• **Task goal**: Take the line containing "What data populates" through the last line of the data and retype those lines exactly. Pictures do not belong in the copy.
------ Data excerpts
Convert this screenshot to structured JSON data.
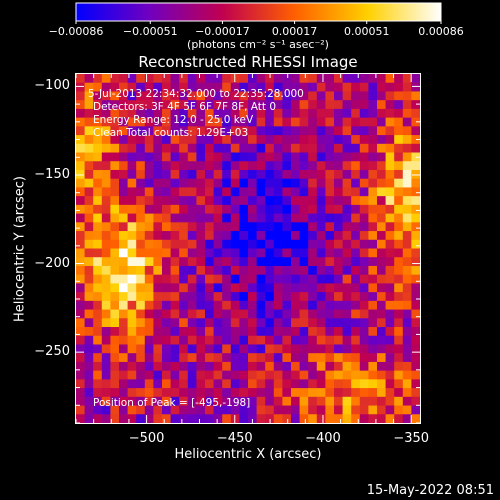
{
  "chart_data": {
    "type": "heatmap",
    "title": "Reconstructed RHESSI Image",
    "xlabel": "Heliocentric X (arcsec)",
    "ylabel": "Heliocentric Y (arcsec)",
    "xlim": [
      -540,
      -345
    ],
    "ylim": [
      -290,
      -93
    ],
    "x_ticks": [
      "−500",
      "−450",
      "−400",
      "−350"
    ],
    "x_tick_values": [
      -500,
      -450,
      -400,
      -350
    ],
    "y_ticks": [
      "−100",
      "−150",
      "−200",
      "−250"
    ],
    "y_tick_values": [
      -100,
      -150,
      -200,
      -250
    ],
    "colorbar": {
      "ticks": [
        "−0.00086",
        "−0.00051",
        "−0.00017",
        "0.00017",
        "0.00051",
        "0.00086"
      ],
      "tick_values": [
        -0.00086,
        -0.00051,
        -0.00017,
        0.00017,
        0.00051,
        0.00086
      ],
      "range": [
        -0.00086,
        0.00086
      ],
      "unit": "(photons cm⁻² s⁻¹ asec⁻²)",
      "colormap": [
        "#0000ff",
        "#7000c0",
        "#c00050",
        "#ff6000",
        "#ffd000",
        "#ffffff"
      ]
    },
    "annotations": [
      "5-Jul-2013 22:34:32.000 to 22:35:28.000",
      "Detectors: 3F 4F 5F 6F 7F 8F, Att 0",
      "Energy Range: 12.0 - 25.0 keV",
      "Clean     Total counts: 1.29E+03"
    ],
    "peak_label": "Position of Peak = [-495,-198]",
    "peak_position": [
      -495,
      -198
    ],
    "grid_size": [
      40,
      40
    ]
  },
  "footer": {
    "timestamp": "15-May-2022 08:51"
  }
}
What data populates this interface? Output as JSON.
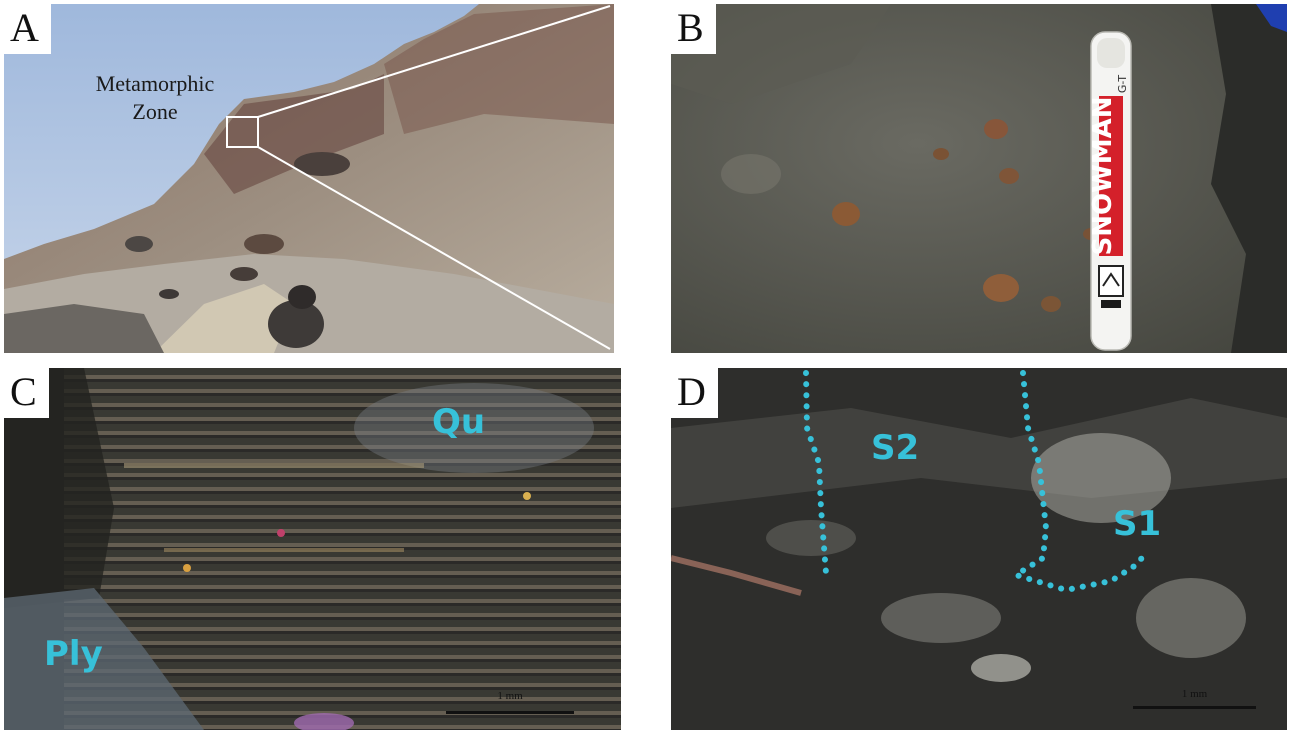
{
  "panels": {
    "a": {
      "letter": "A",
      "label_line1": "Metamorphic",
      "label_line2": "Zone"
    },
    "b": {
      "letter": "B",
      "pen_brand": "SNOWMAN",
      "pen_code": "G-T"
    },
    "c": {
      "letter": "C",
      "mineral_1": "Qu",
      "mineral_2": "Ply",
      "scale": "1 mm"
    },
    "d": {
      "letter": "D",
      "fabric_1": "S2",
      "fabric_2": "S1",
      "scale": "1 mm"
    }
  },
  "colors": {
    "annotation_cyan": "#37c1d9",
    "background": "#ffffff"
  }
}
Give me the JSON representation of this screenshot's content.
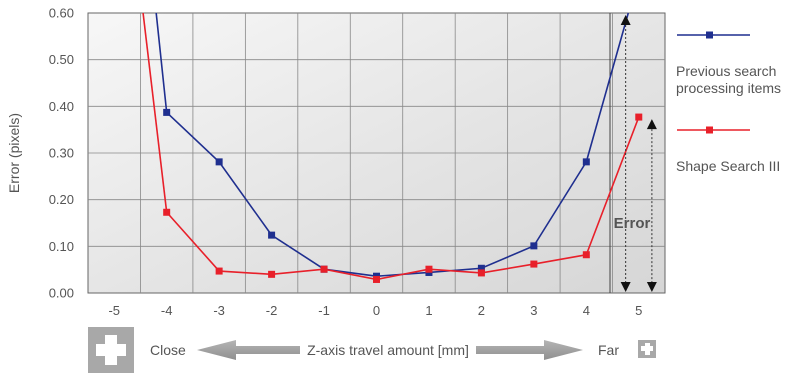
------------
• **Final result**:
What data populates this interface? Output as JSON.
{
  "panels": {
    "a": {
      "letter": "A",
      "label_line1": "Metamorphic",
      "label_line2": "Zone"
    },
    "b": {
      "letter": "B",
      "pen_brand": "SNOWMAN",
      "pen_code": "G-T"
    },
    "c": {
      "letter": "C",
      "mineral_1": "Qu",
      "mineral_2": "Ply",
      "scale": "1 mm"
    },
    "d": {
      "letter": "D",
      "fabric_1": "S2",
      "fabric_2": "S1",
      "scale": "1 mm"
    }
  },
  "colors": {
    "annotation_cyan": "#37c1d9",
    "background": "#ffffff"
  }
}
Give me the JSON representation of this screenshot's content.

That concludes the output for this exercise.